> **TO BE DONE**: Print all of the entries exactly, minus the pictures.
######
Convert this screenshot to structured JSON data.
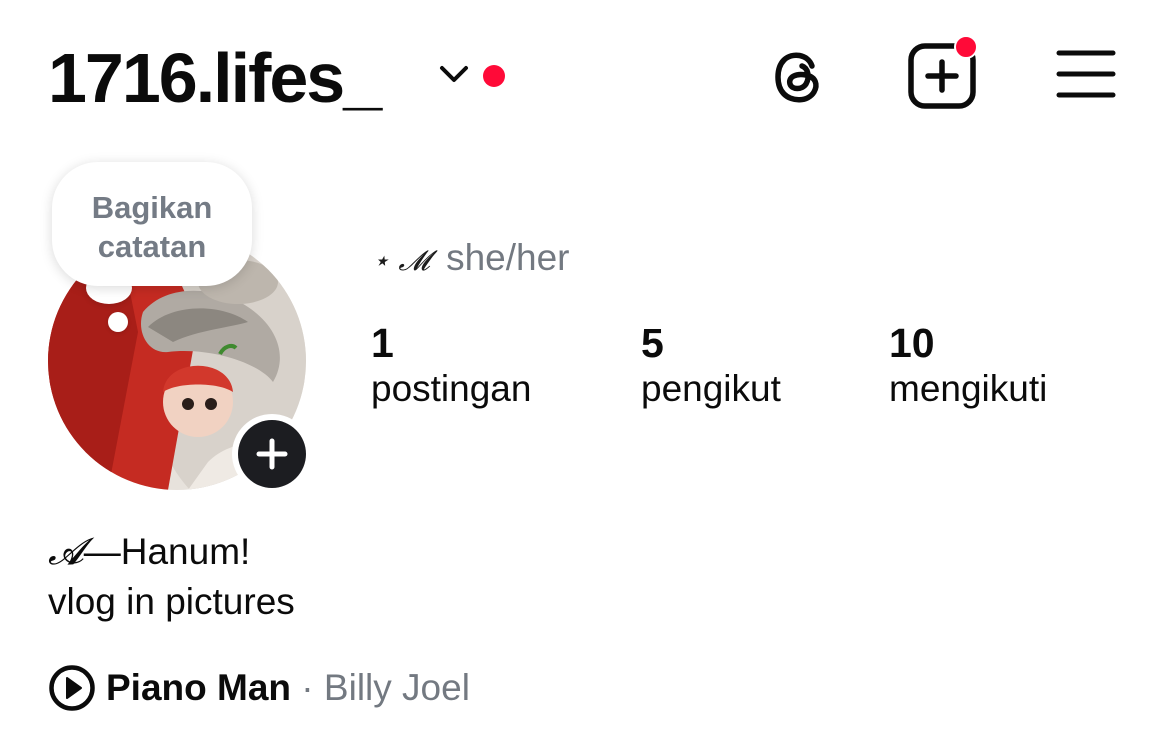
{
  "header": {
    "username": "1716.lifes_",
    "icons": [
      "chevron-down-icon",
      "threads-icon",
      "create-post-icon",
      "menu-icon"
    ],
    "notification_color": "#ff0a38"
  },
  "note": {
    "text": "Bagikan catatan"
  },
  "profile": {
    "pronouns_prefix": "⋆ 𝓜",
    "pronouns": "she/her",
    "stats": [
      {
        "value": "1",
        "label": "postingan"
      },
      {
        "value": "5",
        "label": "pengikut"
      },
      {
        "value": "10",
        "label": "mengikuti"
      }
    ]
  },
  "bio": {
    "line1_prefix": "𝓐",
    "line1": "—Hanum!",
    "line2": "vlog in pictures"
  },
  "music": {
    "title": "Piano Man",
    "separator": " · ",
    "artist": "Billy Joel"
  }
}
######
> **CORRECT ANSWER**:
Convert this screenshot to structured JSON data.
{
  "header": {
    "username": "1716.lifes_",
    "icons": [
      "chevron-down-icon",
      "threads-icon",
      "create-post-icon",
      "menu-icon"
    ],
    "notification_color": "#ff0a38"
  },
  "note": {
    "text": "Bagikan catatan"
  },
  "profile": {
    "pronouns_prefix": "⋆ 𝓜",
    "pronouns": "she/her",
    "stats": [
      {
        "value": "1",
        "label": "postingan"
      },
      {
        "value": "5",
        "label": "pengikut"
      },
      {
        "value": "10",
        "label": "mengikuti"
      }
    ]
  },
  "bio": {
    "line1_prefix": "𝓐",
    "line1": "—Hanum!",
    "line2": "vlog in pictures"
  },
  "music": {
    "title": "Piano Man",
    "separator": " · ",
    "artist": "Billy Joel"
  }
}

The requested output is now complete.